• **YOUR GOAL**
Without the images, print all the entries below exactly as given.

• **GIVEN DATA**

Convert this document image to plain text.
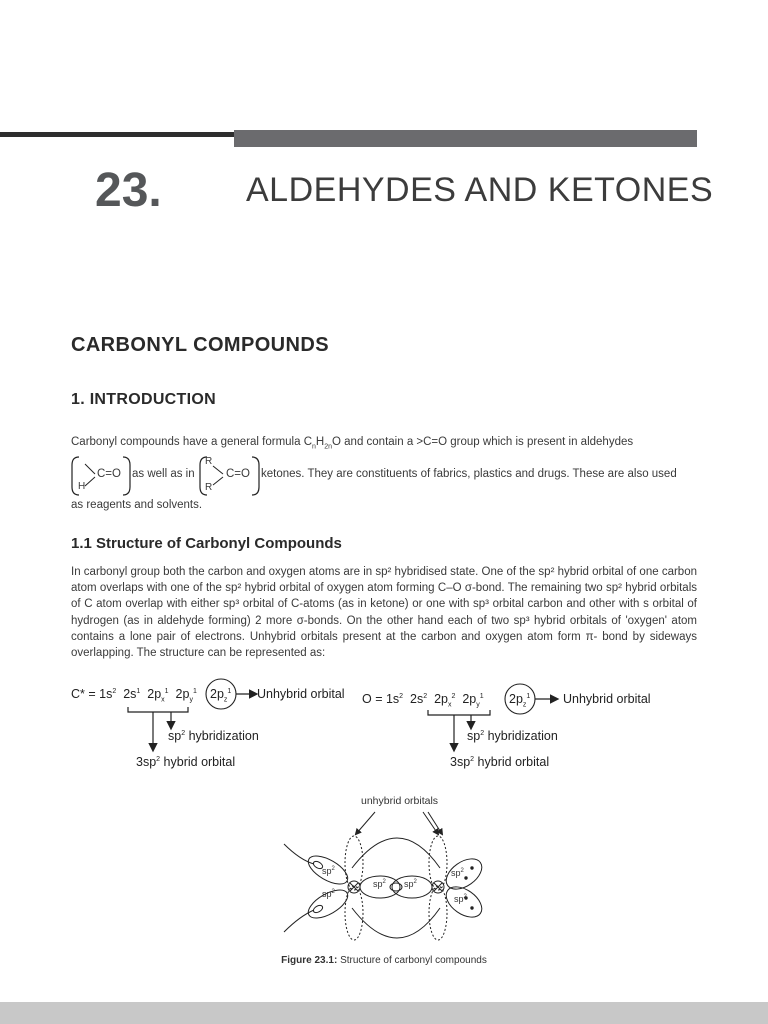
23. ALDEHYDES AND KETONES
CARBONYL COMPOUNDS
1. INTRODUCTION
Carbonyl compounds have a general formula $C_nH_{2n}O$ and contain a >C=O group which is present in aldehydes
H
C=O as well as in
R
R
C=O ketones. They are constituents of fabrics, plastics and drugs. These are also used
as reagents and solvents.
1.1 Structure of Carbonyl Compounds
In carbonyl group both the carbon and oxygen atoms are in sp² hybridised state. One of the sp² hybrid orbital of one carbon atom overlaps with one of the sp² hybrid orbital of oxygen atom forming C–O σ-bond. The remaining two sp² hybrid orbitals of C atom overlap with either sp³ orbital of C-atoms (as in ketone) or one with sp³ orbital carbon and other with s orbital of hydrogen (as in aldehyde forming) 2 more σ-bonds. On the other hand each of two sp³ hybrid orbitals of 'oxygen' atom contains a lone pair of electrons. Unhybrid orbitals present at the carbon and oxygen atom form π- bond by sideways overlapping. The structure can be represented as:
$C* = 1s^2$ $2s^1$ $2p_x^1$ $2p_y^1$ $2p_z^1$ Unhybrid orbital
$sp^2$ hybridization
$3sp^2$ hybrid orbital
$O = 1s^2$ $2s^2$ $2p_x^2$ $2p_y^1$ $2p_z^1$	Unhybrid orbital
$sp^2$ hybridization
$3sp^2$ hybrid orbital
unhybrid orbitals
$sp^2$
$sp^2$
$sp^2$ $sp^2$
$sp^2$
$sp^2$
Figure 23.1: Structure of carbonyl compounds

• **SOLVED PROBLEM**
Convert this document image to plain text.
23. ALDEHYDES AND KETONES
CARBONYL COMPOUNDS
1. INTRODUCTION
Carbonyl compounds have a general formula $C_nH_{2n}O$ and contain a >C=O group which is present in aldehydes
H
C=O as well as in
R
R
C=O ketones. They are constituents of fabrics, plastics and drugs. These are also used
as reagents and solvents.
1.1 Structure of Carbonyl Compounds
In carbonyl group both the carbon and oxygen atoms are in sp² hybridised state. One of the sp² hybrid orbital of one carbon atom overlaps with one of the sp² hybrid orbital of oxygen atom forming C–O σ-bond. The remaining two sp² hybrid orbitals of C atom overlap with either sp³ orbital of C-atoms (as in ketone) or one with sp³ orbital carbon and other with s orbital of hydrogen (as in aldehyde forming) 2 more σ-bonds. On the other hand each of two sp³ hybrid orbitals of 'oxygen' atom contains a lone pair of electrons. Unhybrid orbitals present at the carbon and oxygen atom form π- bond by sideways overlapping. The structure can be represented as:
$C* = 1s^2$ $2s^1$ $2p_x^1$ $2p_y^1$ $2p_z^1$ Unhybrid orbital
$sp^2$ hybridization
$3sp^2$ hybrid orbital
$O = 1s^2$ $2s^2$ $2p_x^2$ $2p_y^1$ $2p_z^1$	Unhybrid orbital
$sp^2$ hybridization
$3sp^2$ hybrid orbital
unhybrid orbitals
$sp^2$
$sp^2$
$sp^2$ $sp^2$
$sp^2$
$sp^2$
Figure 23.1: Structure of carbonyl compounds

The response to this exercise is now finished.